What you will do
1) According to the Afterlife with Archie review, who hit Jughead's dog with a car?
2) Translate this sentence from the Afterlife with Archie review into Spanish: "Jughead appears at Sabrina (the Teenage Witch)’s front door in the middle of the night."
3) Supply the next part of the Afterlife with Archie review, continuing from its final sentence.

Afterlife with Archie

Afterlife with Archie

Afterlife with Archie:

Escape From Riverdale

by Roberto Aguirre-Sacasa
 
Archie Comics Publications, 2014
 
160 Pages
 
Young Adult
 
four_stars
 

 
 
 
 
 
 
To my surprise, the new series taking the comic-book store by storm is not written tongue-in-cheek… but it is based on a Life with Archie cover that probably was. …And so, finally someone addresses the question that has been nagging at the back of our (collective) minds since our parents were teenagers: What would happen if the zombie apocalypse started at good old Riverdale High?
 
Jughead appears at Sabrina (the Teenage Witch)’s front door in the middle of the night. Someone accidentally hit his pet Dog with a car, (Yup, it was Reggie,) and Jughead has it in his head that Sabrina is a necromancer. He begs her to bring Hot Dog back to life, and at first she refuses, remembering her aunts’ warnings, hinting at a price similar to that in The Monkey’s Paw, where you might not like what comes back. But after contemplating what it would be like to have lost her beloved pet Salem, Sabrina digs up an old spell and raises Hot Dog from the dead. This lands her a year in the Nether-Realm sans her magic (and conveniently allows for a spin-off comic).
 
The comic is drawn with a realism that makes one truly appreciate the renditions of Betty and Veronica in Halloween costumes. It holds no punches as it explores a lesbian relationship between Ginger and Nancy and a pretty weird …something… going on between Jason and Cheryl Blossom. But the staples remain intact; Moose and Midge bite it together, Betty and Veronica walk a tightrope between rivalry and friendship competing for the redhead’s attention, and Archie is even dressed as Pureheart the Powerful at the costume dance.
 
At the Halloween costume ball at the high school, (Ronnie is a perfect Vampirella,) a dark silhouette darkens the doorway. Juggie’s been bitten by a dog with distemper, and he’s really feeling dead on his feet. So he takes a bite out of Big Ethel, and gets dragged off by his friends until Principal Weatherbee and Ms. Grundy show up to really kick the apocalypse into gear.

Dataset items:
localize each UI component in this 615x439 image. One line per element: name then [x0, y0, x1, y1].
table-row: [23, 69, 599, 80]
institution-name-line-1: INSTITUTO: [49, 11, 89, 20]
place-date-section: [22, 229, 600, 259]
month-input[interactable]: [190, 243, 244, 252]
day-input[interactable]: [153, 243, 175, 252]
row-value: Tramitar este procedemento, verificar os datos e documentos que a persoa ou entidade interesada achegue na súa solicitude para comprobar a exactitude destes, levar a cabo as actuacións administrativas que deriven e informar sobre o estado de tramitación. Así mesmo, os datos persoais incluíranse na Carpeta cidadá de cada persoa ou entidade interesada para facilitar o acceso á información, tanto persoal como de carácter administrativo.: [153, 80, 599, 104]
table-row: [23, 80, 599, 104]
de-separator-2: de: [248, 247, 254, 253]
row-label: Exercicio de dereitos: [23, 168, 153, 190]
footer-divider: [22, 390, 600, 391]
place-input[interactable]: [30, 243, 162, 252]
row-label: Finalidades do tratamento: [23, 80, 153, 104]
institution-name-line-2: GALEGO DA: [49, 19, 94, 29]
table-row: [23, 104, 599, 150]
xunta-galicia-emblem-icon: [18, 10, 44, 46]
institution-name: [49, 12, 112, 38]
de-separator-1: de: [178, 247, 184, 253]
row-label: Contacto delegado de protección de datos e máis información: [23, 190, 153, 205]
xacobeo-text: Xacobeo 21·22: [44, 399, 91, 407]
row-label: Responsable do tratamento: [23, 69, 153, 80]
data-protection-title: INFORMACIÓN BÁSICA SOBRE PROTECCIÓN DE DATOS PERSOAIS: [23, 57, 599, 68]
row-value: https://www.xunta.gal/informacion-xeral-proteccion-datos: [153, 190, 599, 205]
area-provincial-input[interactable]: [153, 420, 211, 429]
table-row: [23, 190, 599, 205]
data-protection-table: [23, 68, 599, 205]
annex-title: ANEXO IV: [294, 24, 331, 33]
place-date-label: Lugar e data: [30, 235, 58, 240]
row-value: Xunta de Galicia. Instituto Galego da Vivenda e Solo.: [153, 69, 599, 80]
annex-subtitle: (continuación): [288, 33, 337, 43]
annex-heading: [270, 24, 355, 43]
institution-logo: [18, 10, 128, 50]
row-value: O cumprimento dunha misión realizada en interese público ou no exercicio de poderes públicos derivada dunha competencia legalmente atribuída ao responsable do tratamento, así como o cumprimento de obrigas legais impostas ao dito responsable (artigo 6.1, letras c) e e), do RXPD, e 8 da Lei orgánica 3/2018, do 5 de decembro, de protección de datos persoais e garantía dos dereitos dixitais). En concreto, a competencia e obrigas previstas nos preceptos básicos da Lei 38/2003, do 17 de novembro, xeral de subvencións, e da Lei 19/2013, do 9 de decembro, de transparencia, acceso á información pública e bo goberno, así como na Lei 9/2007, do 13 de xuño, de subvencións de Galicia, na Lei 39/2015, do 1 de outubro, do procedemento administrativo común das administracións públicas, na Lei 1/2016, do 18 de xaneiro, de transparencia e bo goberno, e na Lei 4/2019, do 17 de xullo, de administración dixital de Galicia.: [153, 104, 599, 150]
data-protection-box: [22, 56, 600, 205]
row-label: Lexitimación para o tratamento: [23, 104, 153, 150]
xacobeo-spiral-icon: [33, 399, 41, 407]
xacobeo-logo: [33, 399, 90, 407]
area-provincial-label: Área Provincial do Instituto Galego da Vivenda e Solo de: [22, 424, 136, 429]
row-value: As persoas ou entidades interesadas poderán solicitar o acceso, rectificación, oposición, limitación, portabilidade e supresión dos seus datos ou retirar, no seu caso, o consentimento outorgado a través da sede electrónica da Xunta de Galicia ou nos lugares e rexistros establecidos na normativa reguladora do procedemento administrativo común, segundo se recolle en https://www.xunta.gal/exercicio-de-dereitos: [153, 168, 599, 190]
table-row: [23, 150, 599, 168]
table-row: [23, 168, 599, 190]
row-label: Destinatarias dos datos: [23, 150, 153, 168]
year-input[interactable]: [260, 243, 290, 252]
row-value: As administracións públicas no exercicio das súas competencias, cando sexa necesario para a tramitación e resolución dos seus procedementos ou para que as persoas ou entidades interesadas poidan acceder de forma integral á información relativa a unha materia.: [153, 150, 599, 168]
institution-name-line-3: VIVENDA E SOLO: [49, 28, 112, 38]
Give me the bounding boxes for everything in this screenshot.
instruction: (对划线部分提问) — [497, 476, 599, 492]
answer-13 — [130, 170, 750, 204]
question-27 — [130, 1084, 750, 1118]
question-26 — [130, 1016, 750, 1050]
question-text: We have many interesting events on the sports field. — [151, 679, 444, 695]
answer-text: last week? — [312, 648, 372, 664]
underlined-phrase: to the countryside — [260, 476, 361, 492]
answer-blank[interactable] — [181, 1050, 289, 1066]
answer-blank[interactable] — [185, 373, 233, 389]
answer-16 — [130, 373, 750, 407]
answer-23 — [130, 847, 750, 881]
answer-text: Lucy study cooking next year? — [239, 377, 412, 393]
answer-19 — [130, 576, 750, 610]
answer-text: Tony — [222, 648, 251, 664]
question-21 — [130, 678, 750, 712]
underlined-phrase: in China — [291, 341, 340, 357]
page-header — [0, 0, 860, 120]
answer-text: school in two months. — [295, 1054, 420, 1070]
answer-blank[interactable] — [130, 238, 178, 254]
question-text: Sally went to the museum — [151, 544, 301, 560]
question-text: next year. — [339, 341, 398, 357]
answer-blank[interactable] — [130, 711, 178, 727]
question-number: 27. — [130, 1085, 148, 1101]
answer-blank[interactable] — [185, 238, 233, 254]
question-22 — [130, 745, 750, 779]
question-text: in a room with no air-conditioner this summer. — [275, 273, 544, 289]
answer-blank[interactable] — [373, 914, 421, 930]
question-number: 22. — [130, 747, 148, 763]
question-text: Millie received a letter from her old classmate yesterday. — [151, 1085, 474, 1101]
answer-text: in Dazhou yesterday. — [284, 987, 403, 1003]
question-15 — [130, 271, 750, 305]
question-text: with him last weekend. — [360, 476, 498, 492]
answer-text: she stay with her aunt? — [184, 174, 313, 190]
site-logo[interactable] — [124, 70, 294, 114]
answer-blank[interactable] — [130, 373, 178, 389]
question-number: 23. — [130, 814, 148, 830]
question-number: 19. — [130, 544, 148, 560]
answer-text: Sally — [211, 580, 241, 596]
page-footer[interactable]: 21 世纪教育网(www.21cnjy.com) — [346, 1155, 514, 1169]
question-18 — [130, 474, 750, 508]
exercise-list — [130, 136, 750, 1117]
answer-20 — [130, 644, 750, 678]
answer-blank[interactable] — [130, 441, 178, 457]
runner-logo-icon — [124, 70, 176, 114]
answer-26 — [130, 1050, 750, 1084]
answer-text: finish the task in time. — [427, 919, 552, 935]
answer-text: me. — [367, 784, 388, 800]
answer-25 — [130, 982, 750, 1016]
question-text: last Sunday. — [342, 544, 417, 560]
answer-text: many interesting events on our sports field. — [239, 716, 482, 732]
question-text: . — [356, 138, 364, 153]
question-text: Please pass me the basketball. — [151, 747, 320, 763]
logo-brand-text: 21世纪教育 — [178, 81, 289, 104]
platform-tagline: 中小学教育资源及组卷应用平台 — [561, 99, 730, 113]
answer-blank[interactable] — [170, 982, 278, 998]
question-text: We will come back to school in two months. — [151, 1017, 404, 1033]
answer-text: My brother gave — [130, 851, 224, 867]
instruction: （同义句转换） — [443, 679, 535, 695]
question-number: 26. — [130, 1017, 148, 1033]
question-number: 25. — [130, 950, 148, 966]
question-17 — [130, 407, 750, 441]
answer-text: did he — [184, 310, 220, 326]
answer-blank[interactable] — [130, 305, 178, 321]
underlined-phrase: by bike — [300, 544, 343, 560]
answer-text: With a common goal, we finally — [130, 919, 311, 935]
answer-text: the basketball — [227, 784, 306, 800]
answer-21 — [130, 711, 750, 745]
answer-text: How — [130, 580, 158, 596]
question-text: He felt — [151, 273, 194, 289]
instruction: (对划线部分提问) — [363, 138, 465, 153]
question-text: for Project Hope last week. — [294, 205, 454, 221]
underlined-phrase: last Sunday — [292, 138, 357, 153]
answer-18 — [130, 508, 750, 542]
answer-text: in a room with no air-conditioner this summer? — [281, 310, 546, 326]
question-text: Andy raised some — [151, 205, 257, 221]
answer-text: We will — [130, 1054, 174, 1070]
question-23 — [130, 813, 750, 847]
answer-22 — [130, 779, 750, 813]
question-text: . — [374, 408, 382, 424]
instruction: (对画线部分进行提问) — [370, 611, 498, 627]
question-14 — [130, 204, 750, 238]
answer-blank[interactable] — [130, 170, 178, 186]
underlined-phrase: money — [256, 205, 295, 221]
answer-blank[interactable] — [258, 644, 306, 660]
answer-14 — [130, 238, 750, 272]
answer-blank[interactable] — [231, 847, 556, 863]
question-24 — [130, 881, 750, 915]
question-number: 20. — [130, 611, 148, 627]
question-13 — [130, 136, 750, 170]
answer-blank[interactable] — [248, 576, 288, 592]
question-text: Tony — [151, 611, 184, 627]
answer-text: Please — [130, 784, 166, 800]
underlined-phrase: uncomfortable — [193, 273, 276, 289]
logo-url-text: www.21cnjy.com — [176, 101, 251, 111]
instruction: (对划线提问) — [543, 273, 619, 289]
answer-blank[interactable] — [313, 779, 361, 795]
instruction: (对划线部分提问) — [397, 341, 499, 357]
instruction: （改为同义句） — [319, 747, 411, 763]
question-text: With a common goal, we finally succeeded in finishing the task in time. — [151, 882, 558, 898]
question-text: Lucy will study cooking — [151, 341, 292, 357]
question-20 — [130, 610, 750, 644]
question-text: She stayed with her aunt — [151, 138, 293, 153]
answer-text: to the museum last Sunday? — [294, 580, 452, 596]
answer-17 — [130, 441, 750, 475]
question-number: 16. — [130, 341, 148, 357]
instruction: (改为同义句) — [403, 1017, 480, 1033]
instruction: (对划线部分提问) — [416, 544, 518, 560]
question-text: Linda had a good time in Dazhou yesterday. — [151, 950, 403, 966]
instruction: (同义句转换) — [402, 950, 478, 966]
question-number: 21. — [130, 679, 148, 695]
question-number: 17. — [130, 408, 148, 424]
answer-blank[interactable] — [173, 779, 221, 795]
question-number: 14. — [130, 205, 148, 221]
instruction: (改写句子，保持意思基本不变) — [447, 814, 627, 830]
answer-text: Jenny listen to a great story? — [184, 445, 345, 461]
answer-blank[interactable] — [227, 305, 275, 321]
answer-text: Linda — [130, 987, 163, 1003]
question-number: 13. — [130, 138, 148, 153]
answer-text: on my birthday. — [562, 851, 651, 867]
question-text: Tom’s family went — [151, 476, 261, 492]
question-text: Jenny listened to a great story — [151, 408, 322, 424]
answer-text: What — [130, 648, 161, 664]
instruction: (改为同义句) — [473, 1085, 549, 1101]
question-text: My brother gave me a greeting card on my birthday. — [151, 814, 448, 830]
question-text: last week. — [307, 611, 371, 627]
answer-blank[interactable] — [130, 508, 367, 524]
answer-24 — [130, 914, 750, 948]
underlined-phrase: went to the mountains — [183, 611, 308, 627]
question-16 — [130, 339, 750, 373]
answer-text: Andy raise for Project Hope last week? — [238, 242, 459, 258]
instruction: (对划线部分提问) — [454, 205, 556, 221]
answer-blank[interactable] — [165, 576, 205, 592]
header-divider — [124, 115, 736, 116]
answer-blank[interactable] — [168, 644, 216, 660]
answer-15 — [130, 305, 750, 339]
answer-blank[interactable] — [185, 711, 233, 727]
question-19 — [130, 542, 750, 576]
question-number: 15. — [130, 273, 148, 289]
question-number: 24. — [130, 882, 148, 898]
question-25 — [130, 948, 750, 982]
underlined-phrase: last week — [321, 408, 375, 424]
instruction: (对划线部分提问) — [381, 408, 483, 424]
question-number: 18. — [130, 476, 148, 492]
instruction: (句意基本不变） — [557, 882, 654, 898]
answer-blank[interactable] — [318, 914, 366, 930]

Responses for each task
1) Reggie hit Jughead's dog with a car.

2) Jughead aparece en la puerta principal de Sabrina (la bruja adolescente) en mitad de la noche.

3)
Mr. Lodge, I’ve been trying to sneak into your daughter’s room for as long as I can remember, and I know what a fortress this place is…

 
Archie leads the unaffected kids to safety at the Lodge mansion, but someone’s already been infected! We see into the personal lives of Mr. Lodge and Archie as they flashback. Archie goes looking for his parents, and ends up collapsing his own father’s skull with a baseball bat. (Did I mention that my local comic shop displays this title on the kids rack next to Betty and Veronica and Sonic the Hedgehog?)
 


** Dead Dog Alert **
Vegas protects Archie when a zombified Hot Dog corners him. He doesn’t make it, but sacrifices himself for his master.

 
The standard “holed-up and watching the undead mill about on security cameras” angst plays out at the mansion, and there is an argument as to whether they should all stay put where it’s “safe” or make a run for it. But the food supply is limited and the generators will eventually run out of fuel, so we transition away from the mansion at the end, the first five issues of the comic book becoming a prelude to what I hope will be a long-running series.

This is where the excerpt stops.